### What is asked
Copy each line exactly.

====== Provided material ======

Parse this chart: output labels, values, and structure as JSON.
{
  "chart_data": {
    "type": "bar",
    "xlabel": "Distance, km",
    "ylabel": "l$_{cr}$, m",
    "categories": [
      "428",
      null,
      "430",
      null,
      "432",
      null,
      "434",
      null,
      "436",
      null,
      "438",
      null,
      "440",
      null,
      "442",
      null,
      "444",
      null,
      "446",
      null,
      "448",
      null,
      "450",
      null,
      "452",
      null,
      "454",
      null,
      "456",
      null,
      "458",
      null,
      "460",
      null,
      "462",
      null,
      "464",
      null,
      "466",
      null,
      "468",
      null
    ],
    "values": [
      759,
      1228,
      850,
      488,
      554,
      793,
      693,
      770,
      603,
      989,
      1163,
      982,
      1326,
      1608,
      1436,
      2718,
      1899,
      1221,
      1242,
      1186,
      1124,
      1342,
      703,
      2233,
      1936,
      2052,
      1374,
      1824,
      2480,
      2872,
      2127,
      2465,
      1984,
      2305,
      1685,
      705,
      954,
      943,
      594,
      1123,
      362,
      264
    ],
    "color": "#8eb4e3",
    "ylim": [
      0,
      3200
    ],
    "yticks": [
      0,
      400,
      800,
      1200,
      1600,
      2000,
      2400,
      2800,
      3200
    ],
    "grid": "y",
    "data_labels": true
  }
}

======

### Exercise result
Parse this chart: output labels, values, and structure as JSON.
{
  "chart_data": {
    "type": "bar",
    "xlabel": "Distance, km",
    "ylabel": "l$_{cr}$, m",
    "categories": [
      "428",
      null,
      "430",
      null,
      "432",
      null,
      "434",
      null,
      "436",
      null,
      "438",
      null,
      "440",
      null,
      "442",
      null,
      "444",
      null,
      "446",
      null,
      "448",
      null,
      "450",
      null,
      "452",
      null,
      "454",
      null,
      "456",
      null,
      "458",
      null,
      "460",
      null,
      "462",
      null,
      "464",
      null,
      "466",
      null,
      "468",
      null
    ],
    "values": [
      759,
      1228,
      850,
      488,
      554,
      793,
      693,
      770,
      603,
      989,
      1163,
      982,
      1326,
      1608,
      1436,
      2718,
      1899,
      1221,
      1242,
      1186,
      1124,
      1342,
      703,
      2233,
      1936,
      2052,
      1374,
      1824,
      2480,
      2872,
      2127,
      2465,
      1984,
      2305,
      1685,
      705,
      954,
      943,
      594,
      1123,
      362,
      264
    ],
    "color": "#8eb4e3",
    "ylim": [
      0,
      3200
    ],
    "yticks": [
      0,
      400,
      800,
      1200,
      1600,
      2000,
      2400,
      2800,
      3200
    ],
    "grid": "y",
    "data_labels": true
  }
}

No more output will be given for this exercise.